Exercise objective:
Each line of the data must be given back verbatim, with pictures removed.

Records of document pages
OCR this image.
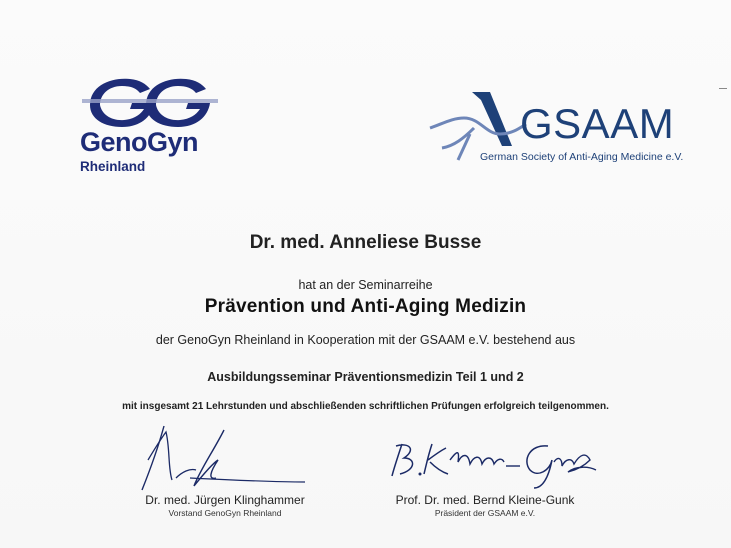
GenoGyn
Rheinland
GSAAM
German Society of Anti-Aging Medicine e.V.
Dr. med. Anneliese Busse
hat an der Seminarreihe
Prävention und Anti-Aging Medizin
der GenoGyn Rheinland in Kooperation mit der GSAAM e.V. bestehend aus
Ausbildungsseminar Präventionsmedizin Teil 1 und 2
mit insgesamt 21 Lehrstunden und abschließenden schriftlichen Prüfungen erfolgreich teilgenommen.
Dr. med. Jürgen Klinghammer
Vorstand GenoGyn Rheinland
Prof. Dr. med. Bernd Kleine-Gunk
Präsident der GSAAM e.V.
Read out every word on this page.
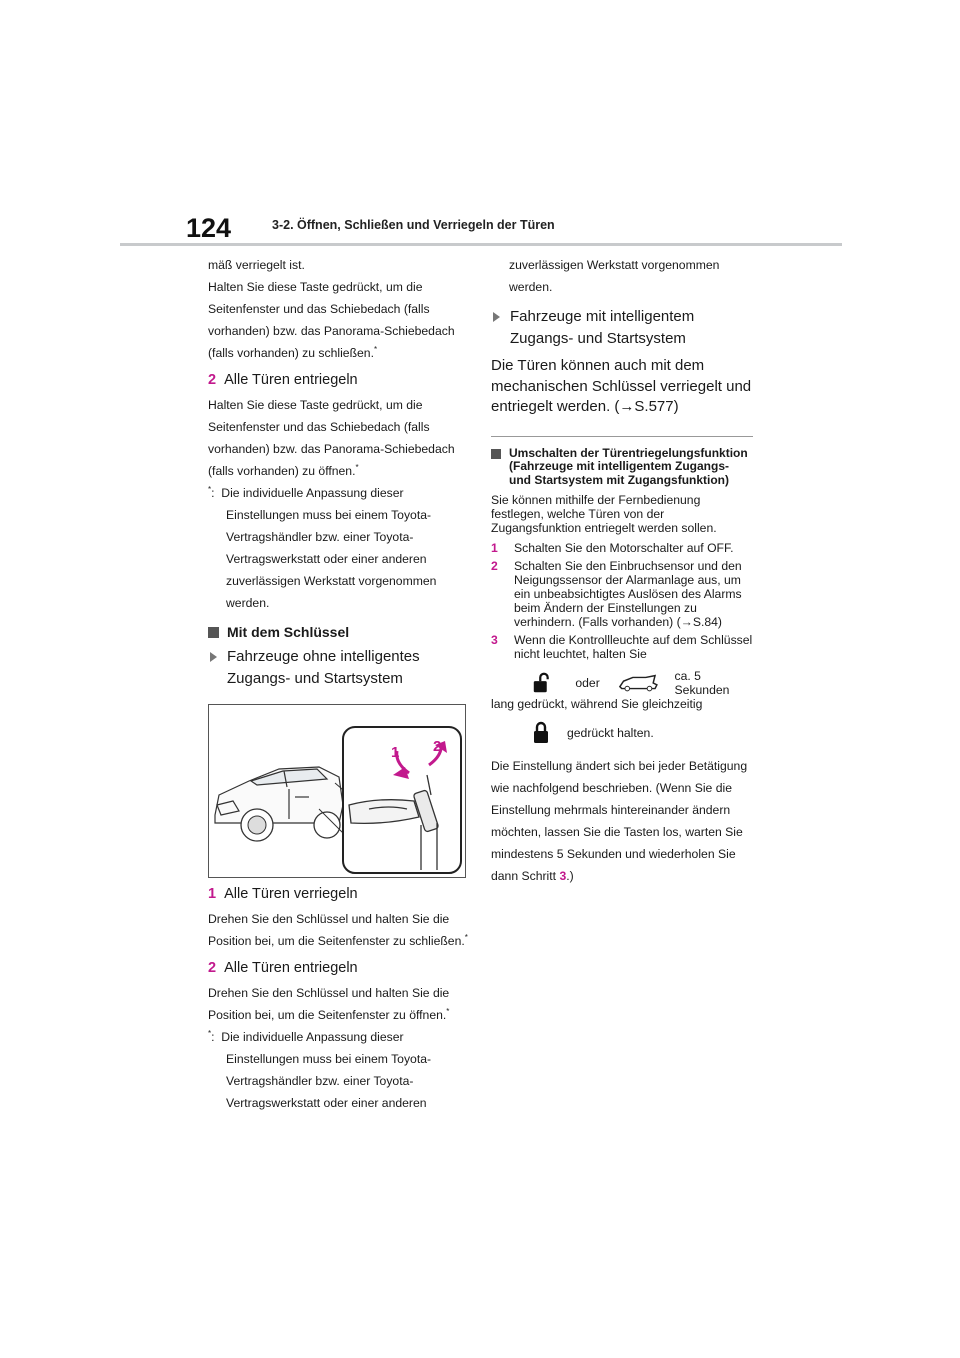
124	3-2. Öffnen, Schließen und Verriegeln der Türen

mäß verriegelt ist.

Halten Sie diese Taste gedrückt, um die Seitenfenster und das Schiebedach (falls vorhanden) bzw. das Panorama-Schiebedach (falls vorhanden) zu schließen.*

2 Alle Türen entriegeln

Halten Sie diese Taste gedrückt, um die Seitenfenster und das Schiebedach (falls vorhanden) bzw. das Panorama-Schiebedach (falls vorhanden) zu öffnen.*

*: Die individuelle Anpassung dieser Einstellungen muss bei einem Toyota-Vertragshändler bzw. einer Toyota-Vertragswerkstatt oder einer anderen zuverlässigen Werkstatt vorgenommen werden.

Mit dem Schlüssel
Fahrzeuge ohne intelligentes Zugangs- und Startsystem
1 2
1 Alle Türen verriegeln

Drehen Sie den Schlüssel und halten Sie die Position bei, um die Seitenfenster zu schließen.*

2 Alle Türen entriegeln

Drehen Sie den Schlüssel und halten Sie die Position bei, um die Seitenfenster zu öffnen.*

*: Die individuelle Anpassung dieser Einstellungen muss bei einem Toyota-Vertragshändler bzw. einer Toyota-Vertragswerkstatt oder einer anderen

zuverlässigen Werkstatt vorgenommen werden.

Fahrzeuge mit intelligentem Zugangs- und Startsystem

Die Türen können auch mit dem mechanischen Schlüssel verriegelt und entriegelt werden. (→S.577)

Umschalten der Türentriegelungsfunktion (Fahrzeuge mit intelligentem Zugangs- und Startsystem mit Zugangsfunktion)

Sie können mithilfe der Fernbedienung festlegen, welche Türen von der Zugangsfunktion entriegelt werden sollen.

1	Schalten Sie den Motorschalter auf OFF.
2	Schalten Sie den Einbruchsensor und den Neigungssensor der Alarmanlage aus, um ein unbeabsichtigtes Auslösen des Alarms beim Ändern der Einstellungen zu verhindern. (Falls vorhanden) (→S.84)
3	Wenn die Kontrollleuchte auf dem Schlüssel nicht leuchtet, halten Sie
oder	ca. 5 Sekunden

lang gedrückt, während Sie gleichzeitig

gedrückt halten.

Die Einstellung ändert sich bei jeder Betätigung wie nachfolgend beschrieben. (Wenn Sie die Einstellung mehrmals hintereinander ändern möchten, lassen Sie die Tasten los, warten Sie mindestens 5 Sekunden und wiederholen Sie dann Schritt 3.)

Response area:
OCR this image.
GenoGyn
Rheinland
GSAAM
German Society of Anti-Aging Medicine e.V.
Dr. med. Anneliese Busse
hat an der Seminarreihe
Prävention und Anti-Aging Medizin
der GenoGyn Rheinland in Kooperation mit der GSAAM e.V. bestehend aus
Ausbildungsseminar Präventionsmedizin Teil 1 und 2
mit insgesamt 21 Lehrstunden und abschließenden schriftlichen Prüfungen erfolgreich teilgenommen.
Dr. med. Jürgen Klinghammer
Vorstand GenoGyn Rheinland
Prof. Dr. med. Bernd Kleine-Gunk
Präsident der GSAAM e.V.
Read out every word on this page.
124	3-2. Öffnen, Schließen und Verriegeln der Türen

mäß verriegelt ist.

Halten Sie diese Taste gedrückt, um die Seitenfenster und das Schiebedach (falls vorhanden) bzw. das Panorama-Schiebedach (falls vorhanden) zu schließen.*

2 Alle Türen entriegeln

Halten Sie diese Taste gedrückt, um die Seitenfenster und das Schiebedach (falls vorhanden) bzw. das Panorama-Schiebedach (falls vorhanden) zu öffnen.*

*: Die individuelle Anpassung dieser Einstellungen muss bei einem Toyota-Vertragshändler bzw. einer Toyota-Vertragswerkstatt oder einer anderen zuverlässigen Werkstatt vorgenommen werden.

Mit dem Schlüssel
Fahrzeuge ohne intelligentes Zugangs- und Startsystem
1 2
1 Alle Türen verriegeln

Drehen Sie den Schlüssel und halten Sie die Position bei, um die Seitenfenster zu schließen.*

2 Alle Türen entriegeln

Drehen Sie den Schlüssel und halten Sie die Position bei, um die Seitenfenster zu öffnen.*

*: Die individuelle Anpassung dieser Einstellungen muss bei einem Toyota-Vertragshändler bzw. einer Toyota-Vertragswerkstatt oder einer anderen

zuverlässigen Werkstatt vorgenommen werden.

Fahrzeuge mit intelligentem Zugangs- und Startsystem

Die Türen können auch mit dem mechanischen Schlüssel verriegelt und entriegelt werden. (→S.577)

Umschalten der Türentriegelungsfunktion (Fahrzeuge mit intelligentem Zugangs- und Startsystem mit Zugangsfunktion)

Sie können mithilfe der Fernbedienung festlegen, welche Türen von der Zugangsfunktion entriegelt werden sollen.

1	Schalten Sie den Motorschalter auf OFF.
2	Schalten Sie den Einbruchsensor und den Neigungssensor der Alarmanlage aus, um ein unbeabsichtigtes Auslösen des Alarms beim Ändern der Einstellungen zu verhindern. (Falls vorhanden) (→S.84)
3	Wenn die Kontrollleuchte auf dem Schlüssel nicht leuchtet, halten Sie
oder	ca. 5 Sekunden

lang gedrückt, während Sie gleichzeitig

gedrückt halten.

Die Einstellung ändert sich bei jeder Betätigung wie nachfolgend beschrieben. (Wenn Sie die Einstellung mehrmals hintereinander ändern möchten, lassen Sie die Tasten los, warten Sie mindestens 5 Sekunden und wiederholen Sie dann Schritt 3.)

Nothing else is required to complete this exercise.